__The input__

────────────────────────────────────────

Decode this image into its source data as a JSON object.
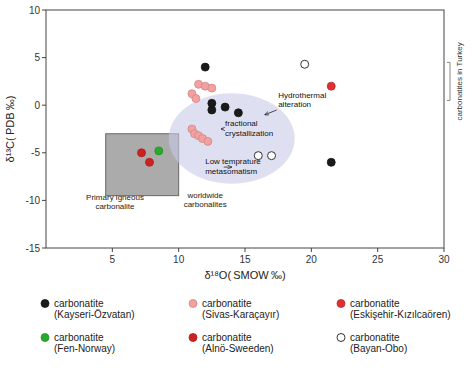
{
  "chart_data": {
    "type": "scatter",
    "xlabel": "δ¹⁸O( SMOW ‰)",
    "ylabel": "δ¹³C( PDB ‰)",
    "xlim": [
      0,
      30
    ],
    "ylim": [
      -15,
      10
    ],
    "xticks": [
      5,
      10,
      15,
      20,
      25,
      30
    ],
    "yticks": [
      -15,
      -10,
      -5,
      0,
      5,
      10
    ],
    "grid": false,
    "legend": "bottom",
    "series": [
      {
        "name": "carbonatite\n(Kayseri-Özvatan)",
        "color": "#1a1a1a",
        "marker": "circle",
        "x": [
          12.0,
          12.5,
          12.5,
          13.5,
          14.5,
          21.5
        ],
        "values": [
          4.0,
          0.2,
          -0.5,
          -0.2,
          -0.8,
          -6.0
        ]
      },
      {
        "name": "carbonatite\n(Sivas-Karaçayır)",
        "color": "#f4a0a0",
        "marker": "circle",
        "x": [
          11.0,
          11.3,
          11.5,
          12.0,
          12.5,
          11.0,
          11.2,
          11.5,
          11.8,
          12.2
        ],
        "values": [
          1.2,
          0.7,
          2.2,
          2.0,
          1.8,
          -2.5,
          -3.0,
          -3.2,
          -3.5,
          -3.8
        ]
      },
      {
        "name": "carbonatite\n(Eskişehir-Kızılcaören)",
        "color": "#e03030",
        "marker": "circle",
        "x": [
          21.5
        ],
        "values": [
          2.0
        ]
      },
      {
        "name": "carbonatite\n(Fen-Norway)",
        "color": "#2aaa2a",
        "marker": "circle",
        "x": [
          8.5
        ],
        "values": [
          -4.8
        ]
      },
      {
        "name": "carbonatite\n(Alnö-Sweeden)",
        "color": "#cc2222",
        "marker": "circle",
        "x": [
          7.2,
          7.8
        ],
        "values": [
          -5.0,
          -6.0
        ]
      },
      {
        "name": "carbonatite\n(Bayan-Obo)",
        "color": "white",
        "marker": "open-circle",
        "x": [
          19.5,
          16.0,
          17.0
        ],
        "values": [
          4.3,
          -5.3,
          -5.3
        ]
      }
    ],
    "shapes": [
      {
        "kind": "rectangle",
        "x": 4.5,
        "y": -9.5,
        "width": 5.5,
        "height": 6.5,
        "color": "#888888"
      },
      {
        "kind": "ellipse",
        "cx": 14.0,
        "cy": -3.5,
        "width": 9.5,
        "height": 9.5,
        "color": "#c8cce8"
      }
    ],
    "annotations": [
      {
        "text": "Hydrothermal\nalteration",
        "x": 17.5,
        "y": -0.2,
        "arrow_x": 16.5,
        "arrow_y": -1.0
      },
      {
        "text": "fractional\ncrystallization",
        "x": 13.5,
        "y": -3.2,
        "arrow_x": 13.2,
        "arrow_y": -2.5
      },
      {
        "text": "Low temprature\nmetasomatism",
        "x": 12.0,
        "y": -7.2,
        "arrow_x": 14.0,
        "arrow_y": -6.5
      },
      {
        "text": "worldwide\ncarbonalites",
        "x": 12.0,
        "y": -9.0
      },
      {
        "text": "Primary igneous\ncarbonalite",
        "x": 5.2,
        "y": -9.2
      },
      {
        "text": "carbonatites in Turkey",
        "kind": "bracket"
      }
    ]
  }
}
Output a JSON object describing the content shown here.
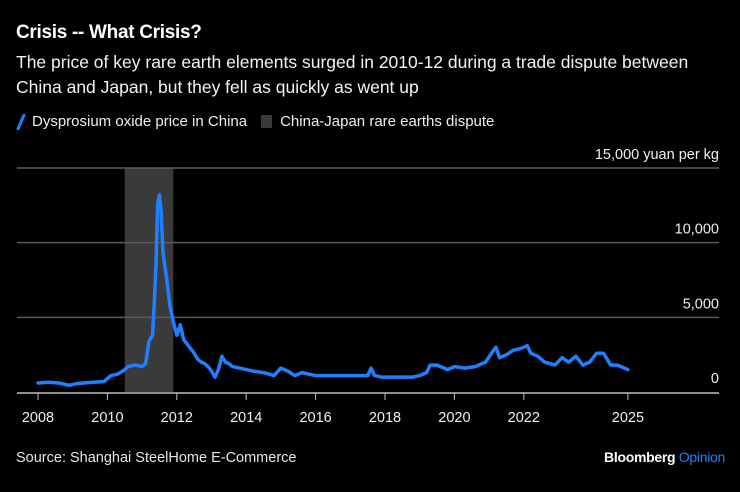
{
  "header": {
    "title": "Crisis -- What Crisis?",
    "subtitle": "The price of key rare earth elements surged in 2010-12 during a trade dispute between China and Japan, but they fell as quickly as went up"
  },
  "legend": {
    "series_label": "Dysprosium oxide price in China",
    "band_label": "China-Japan rare earths dispute"
  },
  "footer": {
    "source": "Source: Shanghai SteelHome E-Commerce",
    "brand_primary": "Bloomberg",
    "brand_secondary": "Opinion"
  },
  "colors": {
    "line": "#1f7fff",
    "band": "#3a3a3a",
    "grid": "#5a5a5a",
    "axis": "#bdbdbd",
    "background": "#000000"
  },
  "chart_data": {
    "type": "line",
    "title": "Crisis -- What Crisis?",
    "xlabel": "",
    "ylabel": "yuan per kg",
    "y_unit_label": "15,000 yuan per kg",
    "ylim": [
      0,
      15000
    ],
    "xlim": [
      2007.4,
      2027.6
    ],
    "grid": true,
    "legend_position": "top-left",
    "y_ticks": [
      {
        "value": 0,
        "label": "0"
      },
      {
        "value": 5000,
        "label": "5,000"
      },
      {
        "value": 10000,
        "label": "10,000"
      },
      {
        "value": 15000,
        "label": "15,000 yuan per kg"
      }
    ],
    "x_ticks": [
      {
        "value": 2008,
        "label": "2008"
      },
      {
        "value": 2010,
        "label": "2010"
      },
      {
        "value": 2012,
        "label": "2012"
      },
      {
        "value": 2014,
        "label": "2014"
      },
      {
        "value": 2016,
        "label": "2016"
      },
      {
        "value": 2018,
        "label": "2018"
      },
      {
        "value": 2020,
        "label": "2020"
      },
      {
        "value": 2022,
        "label": "2022"
      },
      {
        "value": 2025,
        "label": "2025"
      }
    ],
    "bands": [
      {
        "name": "China-Japan rare earths dispute",
        "start": 2010.5,
        "end": 2011.9
      }
    ],
    "series": [
      {
        "name": "Dysprosium oxide price in China",
        "x": [
          2008.0,
          2008.3,
          2008.6,
          2008.9,
          2009.1,
          2009.3,
          2009.6,
          2009.9,
          2010.1,
          2010.3,
          2010.5,
          2010.6,
          2010.8,
          2011.0,
          2011.1,
          2011.2,
          2011.3,
          2011.35,
          2011.4,
          2011.45,
          2011.5,
          2011.55,
          2011.6,
          2011.7,
          2011.8,
          2011.9,
          2012.0,
          2012.1,
          2012.2,
          2012.3,
          2012.4,
          2012.5,
          2012.6,
          2012.7,
          2012.8,
          2012.9,
          2013.0,
          2013.1,
          2013.2,
          2013.3,
          2013.4,
          2013.5,
          2013.6,
          2013.8,
          2014.0,
          2014.2,
          2014.5,
          2014.8,
          2015.0,
          2015.2,
          2015.4,
          2015.6,
          2015.8,
          2016.0,
          2016.3,
          2016.6,
          2016.9,
          2017.2,
          2017.5,
          2017.6,
          2017.7,
          2017.9,
          2018.2,
          2018.5,
          2018.8,
          2019.0,
          2019.2,
          2019.3,
          2019.5,
          2019.8,
          2020.0,
          2020.3,
          2020.6,
          2020.9,
          2021.1,
          2021.2,
          2021.3,
          2021.5,
          2021.7,
          2021.9,
          2022.1,
          2022.2,
          2022.4,
          2022.6,
          2022.9,
          2023.1,
          2023.3,
          2023.5,
          2023.7,
          2023.9,
          2024.1,
          2024.3,
          2024.5,
          2024.7,
          2024.9,
          2025.0
        ],
        "values": [
          600,
          650,
          600,
          450,
          550,
          600,
          650,
          700,
          1100,
          1200,
          1500,
          1700,
          1800,
          1700,
          1900,
          3400,
          3800,
          5800,
          8500,
          12600,
          13200,
          12000,
          9400,
          7700,
          5800,
          4700,
          3800,
          4500,
          3500,
          3200,
          2900,
          2600,
          2200,
          2000,
          1900,
          1700,
          1400,
          1000,
          1500,
          2400,
          2000,
          1900,
          1700,
          1600,
          1500,
          1400,
          1300,
          1100,
          1600,
          1400,
          1100,
          1300,
          1200,
          1100,
          1100,
          1100,
          1100,
          1100,
          1100,
          1600,
          1100,
          1000,
          1000,
          1000,
          1000,
          1100,
          1300,
          1800,
          1800,
          1500,
          1700,
          1600,
          1700,
          2000,
          2700,
          3000,
          2300,
          2500,
          2800,
          2900,
          3100,
          2600,
          2400,
          2000,
          1800,
          2300,
          2000,
          2400,
          1800,
          2000,
          2600,
          2600,
          1800,
          1800,
          1600,
          1500
        ]
      }
    ]
  }
}
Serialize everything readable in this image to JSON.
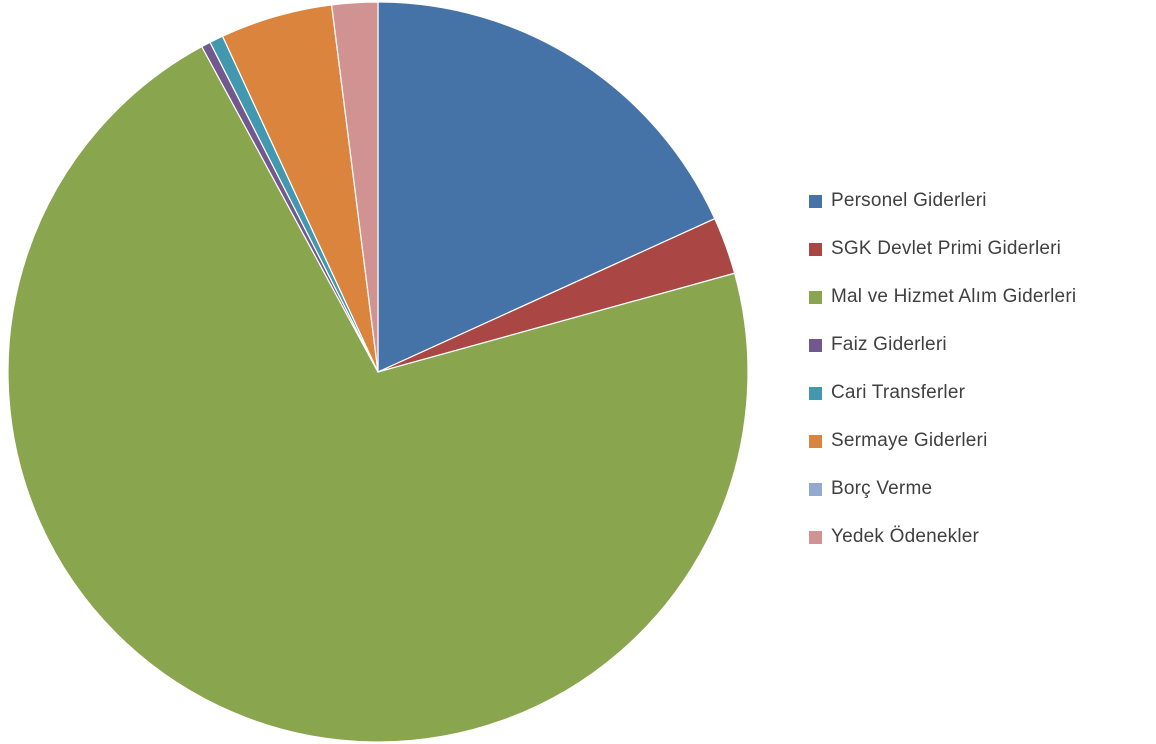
{
  "chart_data": {
    "type": "pie",
    "title": "",
    "legend_position": "right",
    "start_angle": "12 o'clock",
    "direction": "clockwise",
    "series": [
      {
        "categories": [
          "Personel Giderleri",
          "SGK Devlet Primi Giderleri",
          "Mal ve Hizmet Alım Giderleri",
          "Faiz Giderleri",
          "Cari Transferler",
          "Sermaye Giderleri",
          "Borç Verme",
          "Yedek Ödenekler"
        ],
        "values": [
          18.2,
          2.5,
          71.4,
          0.4,
          0.6,
          4.9,
          0.0,
          2.0
        ],
        "colors": [
          "#4572A7",
          "#AA4643",
          "#89A54E",
          "#71588F",
          "#4198AF",
          "#DB843D",
          "#93A9CF",
          "#D19392"
        ]
      }
    ]
  }
}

────────────────────────────────────────

__Brief__
Among the lines of the listing, how many hold the string "oxide"? Respond with only the number.

__Task response__
2